---------- RECORDS FOR PROCESSING
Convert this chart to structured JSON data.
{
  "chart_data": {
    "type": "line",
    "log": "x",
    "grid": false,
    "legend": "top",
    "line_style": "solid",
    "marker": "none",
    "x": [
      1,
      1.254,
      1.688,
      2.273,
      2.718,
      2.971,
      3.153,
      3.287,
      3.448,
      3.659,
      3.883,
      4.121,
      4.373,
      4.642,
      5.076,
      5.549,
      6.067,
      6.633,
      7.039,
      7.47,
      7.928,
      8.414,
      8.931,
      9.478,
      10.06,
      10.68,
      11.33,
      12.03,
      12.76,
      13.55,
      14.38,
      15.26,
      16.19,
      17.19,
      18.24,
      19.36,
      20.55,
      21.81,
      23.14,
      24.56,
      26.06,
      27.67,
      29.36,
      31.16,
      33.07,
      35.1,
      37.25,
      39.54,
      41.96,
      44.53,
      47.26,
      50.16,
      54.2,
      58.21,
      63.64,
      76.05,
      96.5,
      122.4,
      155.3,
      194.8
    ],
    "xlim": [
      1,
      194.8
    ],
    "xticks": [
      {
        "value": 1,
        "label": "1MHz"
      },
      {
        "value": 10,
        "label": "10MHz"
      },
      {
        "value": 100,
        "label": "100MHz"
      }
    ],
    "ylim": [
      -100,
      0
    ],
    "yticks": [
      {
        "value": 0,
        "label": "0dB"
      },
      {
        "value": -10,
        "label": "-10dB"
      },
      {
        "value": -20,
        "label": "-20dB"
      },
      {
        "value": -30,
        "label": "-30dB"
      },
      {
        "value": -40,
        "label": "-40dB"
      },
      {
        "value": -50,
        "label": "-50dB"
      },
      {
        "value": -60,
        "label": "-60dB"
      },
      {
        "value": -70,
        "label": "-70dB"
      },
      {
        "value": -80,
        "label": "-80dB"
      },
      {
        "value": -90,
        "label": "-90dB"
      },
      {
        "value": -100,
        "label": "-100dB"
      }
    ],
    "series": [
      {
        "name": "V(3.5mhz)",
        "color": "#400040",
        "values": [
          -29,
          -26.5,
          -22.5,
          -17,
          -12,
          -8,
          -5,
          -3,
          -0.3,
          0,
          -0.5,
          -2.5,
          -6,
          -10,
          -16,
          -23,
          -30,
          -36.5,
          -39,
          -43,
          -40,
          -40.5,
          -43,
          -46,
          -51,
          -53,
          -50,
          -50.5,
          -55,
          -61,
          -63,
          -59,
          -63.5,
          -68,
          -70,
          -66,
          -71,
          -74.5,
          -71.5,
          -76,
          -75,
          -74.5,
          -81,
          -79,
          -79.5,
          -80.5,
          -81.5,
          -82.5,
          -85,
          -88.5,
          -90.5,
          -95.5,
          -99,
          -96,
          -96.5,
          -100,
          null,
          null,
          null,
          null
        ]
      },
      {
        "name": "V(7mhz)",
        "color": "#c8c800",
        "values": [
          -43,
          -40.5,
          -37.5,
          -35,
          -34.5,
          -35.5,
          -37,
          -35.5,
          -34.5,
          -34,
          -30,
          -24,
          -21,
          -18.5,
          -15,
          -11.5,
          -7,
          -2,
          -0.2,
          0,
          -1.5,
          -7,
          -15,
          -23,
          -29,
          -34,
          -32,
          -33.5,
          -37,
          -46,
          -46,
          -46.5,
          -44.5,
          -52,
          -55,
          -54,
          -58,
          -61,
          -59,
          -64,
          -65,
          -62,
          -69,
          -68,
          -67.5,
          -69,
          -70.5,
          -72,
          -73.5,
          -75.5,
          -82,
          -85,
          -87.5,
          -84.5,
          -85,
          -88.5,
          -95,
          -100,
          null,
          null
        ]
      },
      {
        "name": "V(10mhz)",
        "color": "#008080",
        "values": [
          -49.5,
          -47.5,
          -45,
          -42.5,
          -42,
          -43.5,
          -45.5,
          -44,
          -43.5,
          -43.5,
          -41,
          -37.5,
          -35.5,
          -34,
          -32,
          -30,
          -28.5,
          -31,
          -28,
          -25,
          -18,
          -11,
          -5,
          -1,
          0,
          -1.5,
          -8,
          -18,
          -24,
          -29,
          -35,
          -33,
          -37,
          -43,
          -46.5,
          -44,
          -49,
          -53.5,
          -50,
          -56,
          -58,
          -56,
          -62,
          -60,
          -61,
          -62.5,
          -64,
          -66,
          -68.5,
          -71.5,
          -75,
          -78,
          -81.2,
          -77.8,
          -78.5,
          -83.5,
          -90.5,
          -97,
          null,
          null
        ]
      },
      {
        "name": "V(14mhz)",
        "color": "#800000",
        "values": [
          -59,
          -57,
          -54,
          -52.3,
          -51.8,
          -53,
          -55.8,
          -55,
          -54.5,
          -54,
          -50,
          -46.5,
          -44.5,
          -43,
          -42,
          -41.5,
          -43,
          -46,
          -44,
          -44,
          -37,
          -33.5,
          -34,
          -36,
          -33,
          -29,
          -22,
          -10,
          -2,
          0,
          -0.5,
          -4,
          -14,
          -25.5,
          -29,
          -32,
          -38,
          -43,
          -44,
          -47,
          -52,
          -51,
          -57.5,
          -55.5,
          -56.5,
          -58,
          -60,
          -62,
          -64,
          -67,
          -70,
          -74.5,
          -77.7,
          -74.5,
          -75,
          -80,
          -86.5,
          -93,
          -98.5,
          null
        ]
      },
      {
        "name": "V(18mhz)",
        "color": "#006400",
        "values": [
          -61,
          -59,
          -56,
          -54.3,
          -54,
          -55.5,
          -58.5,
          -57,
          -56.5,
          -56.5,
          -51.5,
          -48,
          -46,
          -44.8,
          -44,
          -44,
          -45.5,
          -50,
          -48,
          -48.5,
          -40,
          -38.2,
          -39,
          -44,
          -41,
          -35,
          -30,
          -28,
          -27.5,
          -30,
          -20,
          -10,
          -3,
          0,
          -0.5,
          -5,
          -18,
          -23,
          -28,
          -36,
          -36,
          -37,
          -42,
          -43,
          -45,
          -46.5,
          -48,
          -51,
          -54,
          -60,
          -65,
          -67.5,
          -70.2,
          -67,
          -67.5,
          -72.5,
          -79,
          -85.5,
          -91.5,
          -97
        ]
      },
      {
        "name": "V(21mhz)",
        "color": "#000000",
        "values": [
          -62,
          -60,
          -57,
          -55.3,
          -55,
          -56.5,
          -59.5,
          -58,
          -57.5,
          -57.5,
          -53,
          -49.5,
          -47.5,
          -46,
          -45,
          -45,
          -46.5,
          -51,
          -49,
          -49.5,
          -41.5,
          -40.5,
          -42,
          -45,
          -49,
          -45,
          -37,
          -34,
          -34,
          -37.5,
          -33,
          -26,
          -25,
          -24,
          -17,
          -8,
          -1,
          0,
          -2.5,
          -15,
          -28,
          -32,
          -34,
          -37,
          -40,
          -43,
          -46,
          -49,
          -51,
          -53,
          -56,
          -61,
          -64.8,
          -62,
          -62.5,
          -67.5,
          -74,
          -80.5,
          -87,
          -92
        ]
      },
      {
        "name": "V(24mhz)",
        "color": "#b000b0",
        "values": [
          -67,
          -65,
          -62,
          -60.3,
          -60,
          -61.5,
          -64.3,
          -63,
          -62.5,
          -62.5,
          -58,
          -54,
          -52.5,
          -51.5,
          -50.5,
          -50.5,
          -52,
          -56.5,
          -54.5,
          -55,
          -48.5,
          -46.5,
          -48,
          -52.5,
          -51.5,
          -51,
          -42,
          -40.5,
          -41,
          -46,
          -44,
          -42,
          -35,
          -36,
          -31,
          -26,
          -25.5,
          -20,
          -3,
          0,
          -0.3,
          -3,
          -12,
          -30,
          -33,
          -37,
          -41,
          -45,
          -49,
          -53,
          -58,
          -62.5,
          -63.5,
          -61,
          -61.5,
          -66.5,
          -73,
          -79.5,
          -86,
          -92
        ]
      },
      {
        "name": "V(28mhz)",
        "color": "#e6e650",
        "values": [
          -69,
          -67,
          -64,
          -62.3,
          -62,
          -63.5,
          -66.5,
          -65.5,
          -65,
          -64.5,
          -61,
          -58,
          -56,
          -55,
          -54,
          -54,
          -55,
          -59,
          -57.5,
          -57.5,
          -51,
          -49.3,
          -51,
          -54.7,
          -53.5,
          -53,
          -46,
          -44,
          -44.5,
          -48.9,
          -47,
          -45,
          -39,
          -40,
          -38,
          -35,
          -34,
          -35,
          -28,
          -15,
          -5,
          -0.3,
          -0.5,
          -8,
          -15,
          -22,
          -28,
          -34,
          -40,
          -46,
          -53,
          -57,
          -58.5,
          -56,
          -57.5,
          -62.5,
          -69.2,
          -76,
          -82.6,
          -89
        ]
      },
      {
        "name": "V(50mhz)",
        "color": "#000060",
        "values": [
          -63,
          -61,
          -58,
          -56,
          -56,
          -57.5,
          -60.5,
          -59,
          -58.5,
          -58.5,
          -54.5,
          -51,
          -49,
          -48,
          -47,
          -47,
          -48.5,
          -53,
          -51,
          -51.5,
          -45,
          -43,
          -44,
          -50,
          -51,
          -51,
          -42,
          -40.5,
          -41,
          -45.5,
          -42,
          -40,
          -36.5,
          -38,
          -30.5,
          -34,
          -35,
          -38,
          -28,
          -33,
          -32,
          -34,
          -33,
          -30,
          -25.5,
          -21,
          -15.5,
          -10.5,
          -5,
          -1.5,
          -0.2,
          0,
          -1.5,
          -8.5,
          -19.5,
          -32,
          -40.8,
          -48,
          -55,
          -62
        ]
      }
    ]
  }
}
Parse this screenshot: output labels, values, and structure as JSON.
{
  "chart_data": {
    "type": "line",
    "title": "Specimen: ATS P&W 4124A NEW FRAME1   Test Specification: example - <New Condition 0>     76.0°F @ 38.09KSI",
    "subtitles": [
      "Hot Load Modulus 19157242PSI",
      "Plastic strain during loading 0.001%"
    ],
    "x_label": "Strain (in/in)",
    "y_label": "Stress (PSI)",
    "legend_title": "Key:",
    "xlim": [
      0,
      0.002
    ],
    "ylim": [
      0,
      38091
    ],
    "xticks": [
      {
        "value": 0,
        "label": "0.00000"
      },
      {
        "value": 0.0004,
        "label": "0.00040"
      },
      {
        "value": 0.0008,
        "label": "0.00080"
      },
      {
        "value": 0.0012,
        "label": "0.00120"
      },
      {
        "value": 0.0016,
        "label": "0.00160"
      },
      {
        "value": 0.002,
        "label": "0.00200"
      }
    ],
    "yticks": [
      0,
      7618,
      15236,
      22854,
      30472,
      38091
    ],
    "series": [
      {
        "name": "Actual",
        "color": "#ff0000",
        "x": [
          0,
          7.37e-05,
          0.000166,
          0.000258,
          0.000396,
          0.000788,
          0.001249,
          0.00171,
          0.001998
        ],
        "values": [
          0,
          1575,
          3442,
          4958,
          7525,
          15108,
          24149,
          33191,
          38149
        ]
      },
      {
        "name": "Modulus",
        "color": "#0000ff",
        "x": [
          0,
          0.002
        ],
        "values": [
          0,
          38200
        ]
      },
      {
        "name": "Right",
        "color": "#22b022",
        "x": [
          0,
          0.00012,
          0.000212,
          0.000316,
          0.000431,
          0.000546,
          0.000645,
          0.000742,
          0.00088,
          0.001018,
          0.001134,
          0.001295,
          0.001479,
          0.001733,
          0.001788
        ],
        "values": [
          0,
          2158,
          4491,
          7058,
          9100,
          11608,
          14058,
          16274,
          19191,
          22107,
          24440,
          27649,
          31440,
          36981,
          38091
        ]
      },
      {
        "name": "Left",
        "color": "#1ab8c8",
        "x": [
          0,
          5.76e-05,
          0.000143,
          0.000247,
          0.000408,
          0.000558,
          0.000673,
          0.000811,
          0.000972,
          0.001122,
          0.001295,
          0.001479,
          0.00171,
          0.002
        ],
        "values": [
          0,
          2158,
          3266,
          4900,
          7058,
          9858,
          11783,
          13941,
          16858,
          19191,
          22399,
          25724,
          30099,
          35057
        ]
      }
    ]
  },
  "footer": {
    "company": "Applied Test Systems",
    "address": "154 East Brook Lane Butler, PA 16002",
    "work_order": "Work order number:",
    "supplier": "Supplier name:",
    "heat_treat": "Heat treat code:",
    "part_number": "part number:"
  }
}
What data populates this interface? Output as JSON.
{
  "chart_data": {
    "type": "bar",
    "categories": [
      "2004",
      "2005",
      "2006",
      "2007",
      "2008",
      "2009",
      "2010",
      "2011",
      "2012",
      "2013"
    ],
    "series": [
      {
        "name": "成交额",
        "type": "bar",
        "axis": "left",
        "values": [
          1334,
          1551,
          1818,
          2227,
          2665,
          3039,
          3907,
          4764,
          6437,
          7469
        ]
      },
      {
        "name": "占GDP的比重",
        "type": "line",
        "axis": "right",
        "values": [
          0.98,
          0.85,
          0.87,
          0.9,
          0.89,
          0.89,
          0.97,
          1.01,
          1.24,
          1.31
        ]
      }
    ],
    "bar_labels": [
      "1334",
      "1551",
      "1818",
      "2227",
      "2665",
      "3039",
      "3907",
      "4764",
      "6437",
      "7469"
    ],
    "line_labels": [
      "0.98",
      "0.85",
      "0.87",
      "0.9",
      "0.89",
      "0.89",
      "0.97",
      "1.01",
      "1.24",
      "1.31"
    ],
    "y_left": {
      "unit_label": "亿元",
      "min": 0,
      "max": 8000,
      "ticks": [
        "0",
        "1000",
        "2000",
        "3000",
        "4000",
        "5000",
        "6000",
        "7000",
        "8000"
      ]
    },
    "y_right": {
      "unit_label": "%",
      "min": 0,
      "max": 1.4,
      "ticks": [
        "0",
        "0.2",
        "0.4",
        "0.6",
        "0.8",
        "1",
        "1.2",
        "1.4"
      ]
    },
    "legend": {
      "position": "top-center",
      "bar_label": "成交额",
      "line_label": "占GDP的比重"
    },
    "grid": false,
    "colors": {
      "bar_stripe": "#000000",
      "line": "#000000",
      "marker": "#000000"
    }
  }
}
--------------------
*WRITTEN REQUEST*: Find all lines where the word "type" appears. Copy them.

*RESULT FOR THIS TASK*:
    "type": "line",
    "type": "line",
    "type": "bar",
        "type": "bar",
        "type": "line",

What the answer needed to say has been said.